[GIVEN INSTRUCTION]
Print every line of the material below verbatim, changing nothing.

[DATASET EXCERPTS]
-- Begin --
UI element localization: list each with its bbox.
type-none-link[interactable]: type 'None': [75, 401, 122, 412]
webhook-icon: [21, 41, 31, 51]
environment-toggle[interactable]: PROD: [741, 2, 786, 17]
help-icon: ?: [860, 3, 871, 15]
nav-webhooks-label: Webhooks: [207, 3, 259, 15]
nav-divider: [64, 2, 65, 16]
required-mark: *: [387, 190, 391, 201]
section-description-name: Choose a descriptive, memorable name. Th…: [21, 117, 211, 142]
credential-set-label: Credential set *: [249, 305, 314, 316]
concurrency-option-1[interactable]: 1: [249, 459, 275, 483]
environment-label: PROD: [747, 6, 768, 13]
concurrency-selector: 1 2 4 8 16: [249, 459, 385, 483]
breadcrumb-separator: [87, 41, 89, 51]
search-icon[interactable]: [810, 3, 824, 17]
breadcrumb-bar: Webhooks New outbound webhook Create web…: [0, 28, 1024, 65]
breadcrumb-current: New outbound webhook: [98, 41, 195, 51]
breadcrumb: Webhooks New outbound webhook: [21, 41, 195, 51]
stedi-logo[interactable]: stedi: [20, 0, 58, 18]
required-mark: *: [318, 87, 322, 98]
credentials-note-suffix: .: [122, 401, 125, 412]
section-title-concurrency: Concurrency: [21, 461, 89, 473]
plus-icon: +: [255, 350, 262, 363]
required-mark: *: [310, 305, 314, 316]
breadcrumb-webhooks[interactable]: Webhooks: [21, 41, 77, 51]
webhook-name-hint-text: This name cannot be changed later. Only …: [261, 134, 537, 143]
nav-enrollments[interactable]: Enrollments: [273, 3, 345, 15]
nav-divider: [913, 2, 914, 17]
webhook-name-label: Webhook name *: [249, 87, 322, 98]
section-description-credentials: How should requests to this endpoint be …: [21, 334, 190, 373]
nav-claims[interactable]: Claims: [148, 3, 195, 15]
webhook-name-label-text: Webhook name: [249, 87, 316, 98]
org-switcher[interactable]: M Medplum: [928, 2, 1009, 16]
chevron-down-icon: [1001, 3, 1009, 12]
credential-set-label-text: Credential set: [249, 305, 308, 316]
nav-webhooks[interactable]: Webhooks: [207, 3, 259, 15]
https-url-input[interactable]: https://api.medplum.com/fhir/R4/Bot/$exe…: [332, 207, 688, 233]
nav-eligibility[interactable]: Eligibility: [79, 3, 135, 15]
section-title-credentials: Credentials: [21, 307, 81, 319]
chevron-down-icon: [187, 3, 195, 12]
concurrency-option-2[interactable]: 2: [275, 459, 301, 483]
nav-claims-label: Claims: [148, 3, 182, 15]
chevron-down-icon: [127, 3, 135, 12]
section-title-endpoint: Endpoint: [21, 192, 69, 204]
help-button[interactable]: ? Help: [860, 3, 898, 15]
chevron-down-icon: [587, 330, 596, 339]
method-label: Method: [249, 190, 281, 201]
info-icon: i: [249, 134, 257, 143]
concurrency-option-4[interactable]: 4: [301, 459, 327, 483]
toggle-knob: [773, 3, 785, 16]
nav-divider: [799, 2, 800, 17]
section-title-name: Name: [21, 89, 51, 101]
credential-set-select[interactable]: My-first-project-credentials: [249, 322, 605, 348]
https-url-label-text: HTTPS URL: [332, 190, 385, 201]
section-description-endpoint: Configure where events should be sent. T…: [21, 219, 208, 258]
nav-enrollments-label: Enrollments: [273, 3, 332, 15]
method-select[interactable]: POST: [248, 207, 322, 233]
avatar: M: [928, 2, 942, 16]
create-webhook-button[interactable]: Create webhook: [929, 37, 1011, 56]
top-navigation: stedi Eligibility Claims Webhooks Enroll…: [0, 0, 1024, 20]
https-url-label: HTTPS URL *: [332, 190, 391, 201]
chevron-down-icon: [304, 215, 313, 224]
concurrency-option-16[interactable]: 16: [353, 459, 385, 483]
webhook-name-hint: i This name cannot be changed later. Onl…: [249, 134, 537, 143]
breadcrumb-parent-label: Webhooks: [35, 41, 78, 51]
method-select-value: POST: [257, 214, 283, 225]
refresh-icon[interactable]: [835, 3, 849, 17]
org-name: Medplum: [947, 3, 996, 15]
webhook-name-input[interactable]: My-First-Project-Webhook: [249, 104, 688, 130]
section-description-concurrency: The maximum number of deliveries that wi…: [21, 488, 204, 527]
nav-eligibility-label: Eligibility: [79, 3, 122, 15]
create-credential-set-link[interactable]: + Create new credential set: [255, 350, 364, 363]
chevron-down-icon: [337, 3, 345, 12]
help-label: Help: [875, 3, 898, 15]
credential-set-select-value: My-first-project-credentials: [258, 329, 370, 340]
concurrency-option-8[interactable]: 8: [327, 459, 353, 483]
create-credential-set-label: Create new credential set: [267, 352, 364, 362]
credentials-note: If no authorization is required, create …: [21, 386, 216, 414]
-- End --
[WRITTEN RESPONSE]
UI element localization: list each with its bbox.
type-none-link[interactable]: type 'None': [75, 401, 122, 412]
webhook-icon: [21, 41, 31, 51]
environment-toggle[interactable]: PROD: [741, 2, 786, 17]
help-icon: ?: [860, 3, 871, 15]
nav-webhooks-label: Webhooks: [207, 3, 259, 15]
nav-divider: [64, 2, 65, 16]
required-mark: *: [387, 190, 391, 201]
section-description-name: Choose a descriptive, memorable name. Th…: [21, 117, 211, 142]
credential-set-label: Credential set *: [249, 305, 314, 316]
concurrency-option-1[interactable]: 1: [249, 459, 275, 483]
environment-label: PROD: [747, 6, 768, 13]
concurrency-selector: 1 2 4 8 16: [249, 459, 385, 483]
breadcrumb-separator: [87, 41, 89, 51]
search-icon[interactable]: [810, 3, 824, 17]
breadcrumb-bar: Webhooks New outbound webhook Create web…: [0, 28, 1024, 65]
breadcrumb-current: New outbound webhook: [98, 41, 195, 51]
breadcrumb: Webhooks New outbound webhook: [21, 41, 195, 51]
stedi-logo[interactable]: stedi: [20, 0, 58, 18]
required-mark: *: [318, 87, 322, 98]
credentials-note-suffix: .: [122, 401, 125, 412]
section-title-concurrency: Concurrency: [21, 461, 89, 473]
plus-icon: +: [255, 350, 262, 363]
required-mark: *: [310, 305, 314, 316]
breadcrumb-webhooks[interactable]: Webhooks: [21, 41, 77, 51]
webhook-name-hint-text: This name cannot be changed later. Only …: [261, 134, 537, 143]
nav-enrollments[interactable]: Enrollments: [273, 3, 345, 15]
nav-divider: [913, 2, 914, 17]
webhook-name-label: Webhook name *: [249, 87, 322, 98]
section-description-credentials: How should requests to this endpoint be …: [21, 334, 190, 373]
nav-claims[interactable]: Claims: [148, 3, 195, 15]
webhook-name-label-text: Webhook name: [249, 87, 316, 98]
org-switcher[interactable]: M Medplum: [928, 2, 1009, 16]
chevron-down-icon: [1001, 3, 1009, 12]
credential-set-label-text: Credential set: [249, 305, 308, 316]
nav-webhooks[interactable]: Webhooks: [207, 3, 259, 15]
https-url-input[interactable]: https://api.medplum.com/fhir/R4/Bot/$exe…: [332, 207, 688, 233]
nav-eligibility[interactable]: Eligibility: [79, 3, 135, 15]
section-title-credentials: Credentials: [21, 307, 81, 319]
chevron-down-icon: [187, 3, 195, 12]
concurrency-option-2[interactable]: 2: [275, 459, 301, 483]
nav-claims-label: Claims: [148, 3, 182, 15]
chevron-down-icon: [127, 3, 135, 12]
section-title-endpoint: Endpoint: [21, 192, 69, 204]
help-button[interactable]: ? Help: [860, 3, 898, 15]
chevron-down-icon: [587, 330, 596, 339]
method-label: Method: [249, 190, 281, 201]
info-icon: i: [249, 134, 257, 143]
concurrency-option-4[interactable]: 4: [301, 459, 327, 483]
toggle-knob: [773, 3, 785, 16]
nav-divider: [799, 2, 800, 17]
section-title-name: Name: [21, 89, 51, 101]
credential-set-select[interactable]: My-first-project-credentials: [249, 322, 605, 348]
https-url-label-text: HTTPS URL: [332, 190, 385, 201]
section-description-endpoint: Configure where events should be sent. T…: [21, 219, 208, 258]
nav-enrollments-label: Enrollments: [273, 3, 332, 15]
method-select[interactable]: POST: [248, 207, 322, 233]
avatar: M: [928, 2, 942, 16]
create-webhook-button[interactable]: Create webhook: [929, 37, 1011, 56]
top-navigation: stedi Eligibility Claims Webhooks Enroll…: [0, 0, 1024, 20]
https-url-label: HTTPS URL *: [332, 190, 391, 201]
chevron-down-icon: [304, 215, 313, 224]
concurrency-option-16[interactable]: 16: [353, 459, 385, 483]
webhook-name-hint: i This name cannot be changed later. Onl…: [249, 134, 537, 143]
breadcrumb-parent-label: Webhooks: [35, 41, 78, 51]
method-select-value: POST: [257, 214, 283, 225]
refresh-icon[interactable]: [835, 3, 849, 17]
org-name: Medplum: [947, 3, 996, 15]
webhook-name-input[interactable]: My-First-Project-Webhook: [249, 104, 688, 130]
section-description-concurrency: The maximum number of deliveries that wi…: [21, 488, 204, 527]
nav-eligibility-label: Eligibility: [79, 3, 122, 15]
create-credential-set-link[interactable]: + Create new credential set: [255, 350, 364, 363]
chevron-down-icon: [337, 3, 345, 12]
help-label: Help: [875, 3, 898, 15]
credential-set-select-value: My-first-project-credentials: [258, 329, 370, 340]
concurrency-option-8[interactable]: 8: [327, 459, 353, 483]
create-credential-set-label: Create new credential set: [267, 352, 364, 362]
credentials-note: If no authorization is required, create …: [21, 386, 216, 414]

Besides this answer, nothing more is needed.